(Short task)
Present each line of the entries below that holds the word "this".

(Supplied entries)
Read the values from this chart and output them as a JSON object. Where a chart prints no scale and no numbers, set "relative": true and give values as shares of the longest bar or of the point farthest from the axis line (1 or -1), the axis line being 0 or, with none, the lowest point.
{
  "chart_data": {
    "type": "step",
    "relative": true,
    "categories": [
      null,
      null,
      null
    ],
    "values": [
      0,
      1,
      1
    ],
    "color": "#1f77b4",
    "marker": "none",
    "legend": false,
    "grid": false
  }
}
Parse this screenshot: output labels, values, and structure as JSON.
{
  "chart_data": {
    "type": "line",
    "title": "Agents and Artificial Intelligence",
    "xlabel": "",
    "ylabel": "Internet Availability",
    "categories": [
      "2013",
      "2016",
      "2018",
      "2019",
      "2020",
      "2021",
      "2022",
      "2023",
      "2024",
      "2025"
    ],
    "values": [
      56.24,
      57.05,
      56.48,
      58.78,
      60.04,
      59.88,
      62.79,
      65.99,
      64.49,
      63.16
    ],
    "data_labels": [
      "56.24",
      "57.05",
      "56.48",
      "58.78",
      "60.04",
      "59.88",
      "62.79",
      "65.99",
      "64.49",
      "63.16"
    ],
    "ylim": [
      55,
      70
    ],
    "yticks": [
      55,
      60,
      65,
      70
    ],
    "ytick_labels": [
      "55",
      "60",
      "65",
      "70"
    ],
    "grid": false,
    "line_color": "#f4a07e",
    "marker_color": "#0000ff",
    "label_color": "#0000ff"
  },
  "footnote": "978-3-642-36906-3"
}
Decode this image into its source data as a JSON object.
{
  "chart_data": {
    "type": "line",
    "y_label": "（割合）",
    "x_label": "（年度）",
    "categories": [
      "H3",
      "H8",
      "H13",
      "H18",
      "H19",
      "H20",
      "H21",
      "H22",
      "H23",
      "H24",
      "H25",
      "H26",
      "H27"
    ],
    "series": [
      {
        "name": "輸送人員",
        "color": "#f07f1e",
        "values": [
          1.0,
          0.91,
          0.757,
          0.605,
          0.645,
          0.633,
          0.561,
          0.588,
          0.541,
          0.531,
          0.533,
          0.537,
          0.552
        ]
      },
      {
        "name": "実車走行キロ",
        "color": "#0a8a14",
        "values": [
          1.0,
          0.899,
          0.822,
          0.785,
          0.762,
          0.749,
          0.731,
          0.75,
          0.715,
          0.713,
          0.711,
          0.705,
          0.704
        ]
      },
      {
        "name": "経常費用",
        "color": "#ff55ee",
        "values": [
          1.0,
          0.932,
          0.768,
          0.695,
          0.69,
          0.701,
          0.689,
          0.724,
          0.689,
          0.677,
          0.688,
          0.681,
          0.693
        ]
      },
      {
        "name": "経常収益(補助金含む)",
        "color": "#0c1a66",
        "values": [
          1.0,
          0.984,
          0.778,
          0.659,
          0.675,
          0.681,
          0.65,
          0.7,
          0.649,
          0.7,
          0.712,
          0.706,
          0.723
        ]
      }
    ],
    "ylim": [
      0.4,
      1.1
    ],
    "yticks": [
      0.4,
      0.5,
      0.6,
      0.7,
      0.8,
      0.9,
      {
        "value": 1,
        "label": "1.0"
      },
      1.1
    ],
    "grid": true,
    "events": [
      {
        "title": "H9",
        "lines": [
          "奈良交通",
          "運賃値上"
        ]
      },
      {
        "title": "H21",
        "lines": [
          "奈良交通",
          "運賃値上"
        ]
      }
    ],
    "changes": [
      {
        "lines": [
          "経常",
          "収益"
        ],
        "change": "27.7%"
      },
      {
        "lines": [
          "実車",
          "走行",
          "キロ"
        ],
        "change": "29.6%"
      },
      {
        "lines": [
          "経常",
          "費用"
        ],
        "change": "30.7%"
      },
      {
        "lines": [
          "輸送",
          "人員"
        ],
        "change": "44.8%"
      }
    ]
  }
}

(Output of the task)
Read the values from this chart and output them as a JSON object. Where a chart prints no scale and no numbers, set "relative": true and give values as shares of the longest bar or of the point farthest from the axis line (1 or -1), the axis line being 0 or, with none, the lowest point.
Parse this screenshot: output labels, values, and structure as JSON.
Decode this image into its source data as a JSON object.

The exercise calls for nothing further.